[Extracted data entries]
--

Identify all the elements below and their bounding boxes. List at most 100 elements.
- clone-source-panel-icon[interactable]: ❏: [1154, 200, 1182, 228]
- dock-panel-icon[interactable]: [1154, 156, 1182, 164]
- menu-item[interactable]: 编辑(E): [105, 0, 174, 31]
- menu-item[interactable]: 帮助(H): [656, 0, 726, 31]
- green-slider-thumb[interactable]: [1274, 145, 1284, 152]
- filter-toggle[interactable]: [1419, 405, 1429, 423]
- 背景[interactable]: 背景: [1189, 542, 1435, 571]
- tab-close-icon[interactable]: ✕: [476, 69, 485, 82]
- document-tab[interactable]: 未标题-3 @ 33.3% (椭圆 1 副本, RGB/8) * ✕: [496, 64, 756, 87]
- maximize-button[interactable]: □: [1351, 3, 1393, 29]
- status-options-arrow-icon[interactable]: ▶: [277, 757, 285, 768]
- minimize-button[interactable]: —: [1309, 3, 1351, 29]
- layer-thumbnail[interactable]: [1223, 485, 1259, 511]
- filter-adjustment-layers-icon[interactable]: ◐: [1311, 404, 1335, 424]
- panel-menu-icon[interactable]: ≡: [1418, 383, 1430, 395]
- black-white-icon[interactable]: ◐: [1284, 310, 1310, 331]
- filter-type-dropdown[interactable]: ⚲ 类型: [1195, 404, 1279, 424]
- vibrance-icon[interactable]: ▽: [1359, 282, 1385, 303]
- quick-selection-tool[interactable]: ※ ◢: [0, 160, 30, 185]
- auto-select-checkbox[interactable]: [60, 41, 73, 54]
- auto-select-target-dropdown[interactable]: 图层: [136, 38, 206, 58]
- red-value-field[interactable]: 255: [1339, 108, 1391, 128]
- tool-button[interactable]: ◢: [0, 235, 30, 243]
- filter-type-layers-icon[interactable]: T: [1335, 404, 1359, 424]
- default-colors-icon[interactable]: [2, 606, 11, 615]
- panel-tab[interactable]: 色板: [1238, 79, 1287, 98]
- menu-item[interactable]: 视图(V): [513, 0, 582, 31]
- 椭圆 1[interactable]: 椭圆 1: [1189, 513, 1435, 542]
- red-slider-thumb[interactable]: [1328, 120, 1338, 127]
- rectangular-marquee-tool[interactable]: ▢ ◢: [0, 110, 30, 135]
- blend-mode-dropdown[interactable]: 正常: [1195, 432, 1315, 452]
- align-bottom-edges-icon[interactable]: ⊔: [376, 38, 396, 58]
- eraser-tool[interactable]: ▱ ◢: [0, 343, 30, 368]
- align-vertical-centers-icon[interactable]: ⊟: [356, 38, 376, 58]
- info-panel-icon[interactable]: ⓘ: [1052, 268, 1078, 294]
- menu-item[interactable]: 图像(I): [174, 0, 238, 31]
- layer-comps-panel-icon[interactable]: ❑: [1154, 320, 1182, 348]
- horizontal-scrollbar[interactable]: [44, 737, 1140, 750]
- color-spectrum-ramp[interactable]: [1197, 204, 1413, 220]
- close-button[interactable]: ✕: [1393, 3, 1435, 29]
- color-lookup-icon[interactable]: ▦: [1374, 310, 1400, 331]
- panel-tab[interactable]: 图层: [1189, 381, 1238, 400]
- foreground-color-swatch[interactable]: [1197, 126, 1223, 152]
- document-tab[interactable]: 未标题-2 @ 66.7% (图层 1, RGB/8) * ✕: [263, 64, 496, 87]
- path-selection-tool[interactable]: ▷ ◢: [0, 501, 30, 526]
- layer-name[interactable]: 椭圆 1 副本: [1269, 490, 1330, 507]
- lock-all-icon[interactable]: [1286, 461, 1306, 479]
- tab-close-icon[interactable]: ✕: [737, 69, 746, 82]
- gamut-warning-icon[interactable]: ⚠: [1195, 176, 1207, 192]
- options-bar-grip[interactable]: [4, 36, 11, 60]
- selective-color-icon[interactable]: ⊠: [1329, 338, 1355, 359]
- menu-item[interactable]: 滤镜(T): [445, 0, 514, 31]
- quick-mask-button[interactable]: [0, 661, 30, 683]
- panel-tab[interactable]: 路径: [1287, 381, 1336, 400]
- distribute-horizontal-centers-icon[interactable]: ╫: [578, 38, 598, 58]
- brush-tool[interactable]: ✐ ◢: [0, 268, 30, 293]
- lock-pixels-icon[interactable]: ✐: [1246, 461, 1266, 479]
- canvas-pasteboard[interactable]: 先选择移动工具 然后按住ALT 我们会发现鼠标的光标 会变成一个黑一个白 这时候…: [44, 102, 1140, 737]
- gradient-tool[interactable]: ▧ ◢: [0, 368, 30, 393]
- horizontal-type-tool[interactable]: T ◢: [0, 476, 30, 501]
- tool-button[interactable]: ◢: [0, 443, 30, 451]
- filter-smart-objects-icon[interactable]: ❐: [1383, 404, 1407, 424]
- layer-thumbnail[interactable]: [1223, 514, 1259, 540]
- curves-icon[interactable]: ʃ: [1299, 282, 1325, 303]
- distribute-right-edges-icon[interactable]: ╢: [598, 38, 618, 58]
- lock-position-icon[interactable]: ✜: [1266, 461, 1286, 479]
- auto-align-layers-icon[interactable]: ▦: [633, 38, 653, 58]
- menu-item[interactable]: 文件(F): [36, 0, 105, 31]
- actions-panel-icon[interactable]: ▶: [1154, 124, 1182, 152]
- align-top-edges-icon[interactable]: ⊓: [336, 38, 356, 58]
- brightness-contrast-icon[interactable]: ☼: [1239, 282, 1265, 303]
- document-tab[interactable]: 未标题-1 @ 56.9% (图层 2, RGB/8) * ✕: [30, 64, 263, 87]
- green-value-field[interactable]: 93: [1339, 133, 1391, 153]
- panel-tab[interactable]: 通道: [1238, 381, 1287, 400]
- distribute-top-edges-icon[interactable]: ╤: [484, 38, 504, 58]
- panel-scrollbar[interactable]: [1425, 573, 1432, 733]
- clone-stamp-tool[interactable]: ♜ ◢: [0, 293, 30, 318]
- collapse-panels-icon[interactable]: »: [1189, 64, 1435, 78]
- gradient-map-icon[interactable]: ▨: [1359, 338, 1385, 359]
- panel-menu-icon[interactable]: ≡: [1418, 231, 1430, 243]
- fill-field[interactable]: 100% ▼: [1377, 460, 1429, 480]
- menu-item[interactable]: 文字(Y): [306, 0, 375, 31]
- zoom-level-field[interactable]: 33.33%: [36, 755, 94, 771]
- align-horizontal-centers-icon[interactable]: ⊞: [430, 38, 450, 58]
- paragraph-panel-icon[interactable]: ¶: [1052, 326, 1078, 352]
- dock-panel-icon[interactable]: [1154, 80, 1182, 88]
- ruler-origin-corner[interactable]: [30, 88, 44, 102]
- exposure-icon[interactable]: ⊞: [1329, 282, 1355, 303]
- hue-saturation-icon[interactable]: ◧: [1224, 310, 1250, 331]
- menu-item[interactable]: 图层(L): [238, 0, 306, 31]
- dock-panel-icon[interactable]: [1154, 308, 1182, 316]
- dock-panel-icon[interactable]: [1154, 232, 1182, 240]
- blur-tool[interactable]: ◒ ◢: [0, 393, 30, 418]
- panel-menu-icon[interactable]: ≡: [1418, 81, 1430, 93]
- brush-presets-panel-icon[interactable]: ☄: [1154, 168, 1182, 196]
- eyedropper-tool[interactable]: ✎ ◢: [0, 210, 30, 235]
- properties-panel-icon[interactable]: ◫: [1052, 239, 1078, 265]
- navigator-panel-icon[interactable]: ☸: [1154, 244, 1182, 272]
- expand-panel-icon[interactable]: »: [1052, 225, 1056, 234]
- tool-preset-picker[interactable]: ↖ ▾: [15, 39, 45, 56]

--

**YOUR GOAL:**
Extract the rows word for word, starting from the first row and going on through the line that contains "- 背景[interactable]: 背景: [1189, 542, 1435, 571]".

**WORKED ANSWER:**
Identify all the elements below and their bounding boxes. List at most 100 elements.
- clone-source-panel-icon[interactable]: ❏: [1154, 200, 1182, 228]
- dock-panel-icon[interactable]: [1154, 156, 1182, 164]
- menu-item[interactable]: 编辑(E): [105, 0, 174, 31]
- menu-item[interactable]: 帮助(H): [656, 0, 726, 31]
- green-slider-thumb[interactable]: [1274, 145, 1284, 152]
- filter-toggle[interactable]: [1419, 405, 1429, 423]
- 背景[interactable]: 背景: [1189, 542, 1435, 571]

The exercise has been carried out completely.